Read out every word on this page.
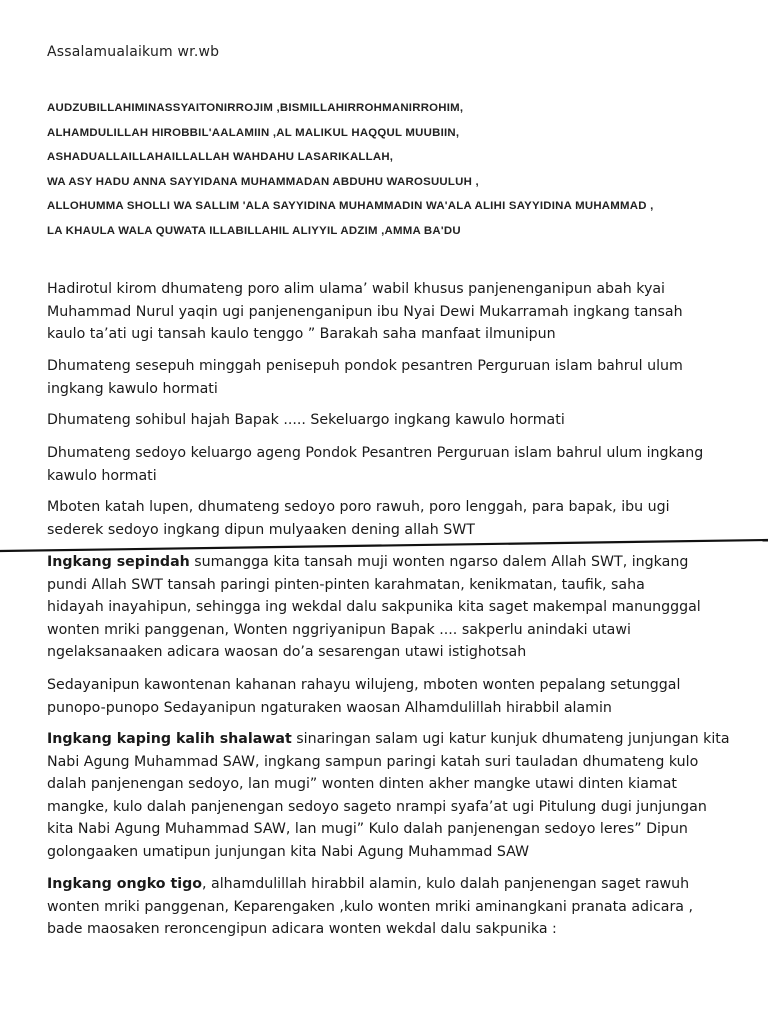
Assalamualaikum wr.wb
AUDZUBILLAHIMINASSYAITONIRROJIM ,BISMILLAHIRROHMANIRROHIM,
ALHAMDULILLAH HIROBBIL'AALAMIIN ,AL MALIKUL HAQQUL MUUBIIN,
ASHADUALLAILLAHAILLALLAH WAHDAHU LASARIKALLAH,
WA ASY HADU ANNA SAYYIDANA MUHAMMADAN ABDUHU WAROSUULUH ,
ALLOHUMMA SHOLLI WA SALLIM 'ALA SAYYIDINA MUHAMMADIN WA'ALA ALIHI SAYYIDINA MUHAMMAD ,
LA KHAULA WALA QUWATA ILLABILLAHIL ALIYYIL ADZIM ,AMMA BA'DU
Hadirotul kirom dhumateng poro alim ulama’ wabil khusus panjenenganipun abah kyai
Muhammad Nurul yaqin ugi panjenenganipun ibu Nyai Dewi Mukarramah ingkang tansah
kaulo ta’ati ugi tansah kaulo tenggo ” Barakah saha manfaat ilmunipun
Dhumateng sesepuh minggah penisepuh pondok pesantren Perguruan islam bahrul ulum
ingkang kawulo hormati
Dhumateng sohibul hajah Bapak ..... Sekeluargo ingkang kawulo hormati
Dhumateng sedoyo keluargo ageng Pondok Pesantren Perguruan islam bahrul ulum ingkang
kawulo hormati
Mboten katah lupen, dhumateng sedoyo poro rawuh, poro lenggah, para bapak, ibu ugi
sederek sedoyo ingkang dipun mulyaaken dening allah SWT
Ingkang sepindah sumangga kita tansah muji wonten ngarso dalem Allah SWT, ingkang
pundi Allah SWT tansah paringi pinten-pinten karahmatan, kenikmatan, taufik, saha
hidayah inayahipun, sehingga ing wekdal dalu sakpunika kita saget makempal manungggal
wonten mriki panggenan, Wonten nggriyanipun Bapak .... sakperlu anindaki utawi
ngelaksanaaken adicara waosan do’a sesarengan utawi istighotsah
Sedayanipun kawontenan kahanan rahayu wilujeng, mboten wonten pepalang setunggal
punopo-punopo Sedayanipun ngaturaken waosan Alhamdulillah hirabbil alamin
Ingkang kaping kalih shalawat sinaringan salam ugi katur kunjuk dhumateng junjungan kita
Nabi Agung Muhammad SAW, ingkang sampun paringi katah suri tauladan dhumateng kulo
dalah panjenengan sedoyo, lan mugi” wonten dinten akher mangke utawi dinten kiamat
mangke, kulo dalah panjenengan sedoyo sageto nrampi syafa’at ugi Pitulung dugi junjungan
kita Nabi Agung Muhammad SAW, lan mugi” Kulo dalah panjenengan sedoyo leres” Dipun
golongaaken umatipun junjungan kita Nabi Agung Muhammad SAW
Ingkang ongko tigo, alhamdulillah hirabbil alamin, kulo dalah panjenengan saget rawuh
wonten mriki panggenan, Keparengaken ,kulo wonten mriki aminangkani pranata adicara ,
bade maosaken reroncengipun adicara wonten wekdal dalu sakpunika :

*****

WHAT YOU SHOULD DO
Above are the records; reproduce them exactly and leave out the pictures.

TASK SOLUTION
Read out every word on this page.
Assalamualaikum wr.wb
AUDZUBILLAHIMINASSYAITONIRROJIM ,BISMILLAHIRROHMANIRROHIM,
ALHAMDULILLAH HIROBBIL'AALAMIIN ,AL MALIKUL HAQQUL MUUBIIN,
ASHADUALLAILLAHAILLALLAH WAHDAHU LASARIKALLAH,
WA ASY HADU ANNA SAYYIDANA MUHAMMADAN ABDUHU WAROSUULUH ,
ALLOHUMMA SHOLLI WA SALLIM 'ALA SAYYIDINA MUHAMMADIN WA'ALA ALIHI SAYYIDINA MUHAMMAD ,
LA KHAULA WALA QUWATA ILLABILLAHIL ALIYYIL ADZIM ,AMMA BA'DU
Hadirotul kirom dhumateng poro alim ulama’ wabil khusus panjenenganipun abah kyai
Muhammad Nurul yaqin ugi panjenenganipun ibu Nyai Dewi Mukarramah ingkang tansah
kaulo ta’ati ugi tansah kaulo tenggo ” Barakah saha manfaat ilmunipun
Dhumateng sesepuh minggah penisepuh pondok pesantren Perguruan islam bahrul ulum
ingkang kawulo hormati
Dhumateng sohibul hajah Bapak ..... Sekeluargo ingkang kawulo hormati
Dhumateng sedoyo keluargo ageng Pondok Pesantren Perguruan islam bahrul ulum ingkang
kawulo hormati
Mboten katah lupen, dhumateng sedoyo poro rawuh, poro lenggah, para bapak, ibu ugi
sederek sedoyo ingkang dipun mulyaaken dening allah SWT
Ingkang sepindah sumangga kita tansah muji wonten ngarso dalem Allah SWT, ingkang
pundi Allah SWT tansah paringi pinten-pinten karahmatan, kenikmatan, taufik, saha
hidayah inayahipun, sehingga ing wekdal dalu sakpunika kita saget makempal manungggal
wonten mriki panggenan, Wonten nggriyanipun Bapak .... sakperlu anindaki utawi
ngelaksanaaken adicara waosan do’a sesarengan utawi istighotsah
Sedayanipun kawontenan kahanan rahayu wilujeng, mboten wonten pepalang setunggal
punopo-punopo Sedayanipun ngaturaken waosan Alhamdulillah hirabbil alamin
Ingkang kaping kalih shalawat sinaringan salam ugi katur kunjuk dhumateng junjungan kita
Nabi Agung Muhammad SAW, ingkang sampun paringi katah suri tauladan dhumateng kulo
dalah panjenengan sedoyo, lan mugi” wonten dinten akher mangke utawi dinten kiamat
mangke, kulo dalah panjenengan sedoyo sageto nrampi syafa’at ugi Pitulung dugi junjungan
kita Nabi Agung Muhammad SAW, lan mugi” Kulo dalah panjenengan sedoyo leres” Dipun
golongaaken umatipun junjungan kita Nabi Agung Muhammad SAW
Ingkang ongko tigo, alhamdulillah hirabbil alamin, kulo dalah panjenengan saget rawuh
wonten mriki panggenan, Keparengaken ,kulo wonten mriki aminangkani pranata adicara ,
bade maosaken reroncengipun adicara wonten wekdal dalu sakpunika :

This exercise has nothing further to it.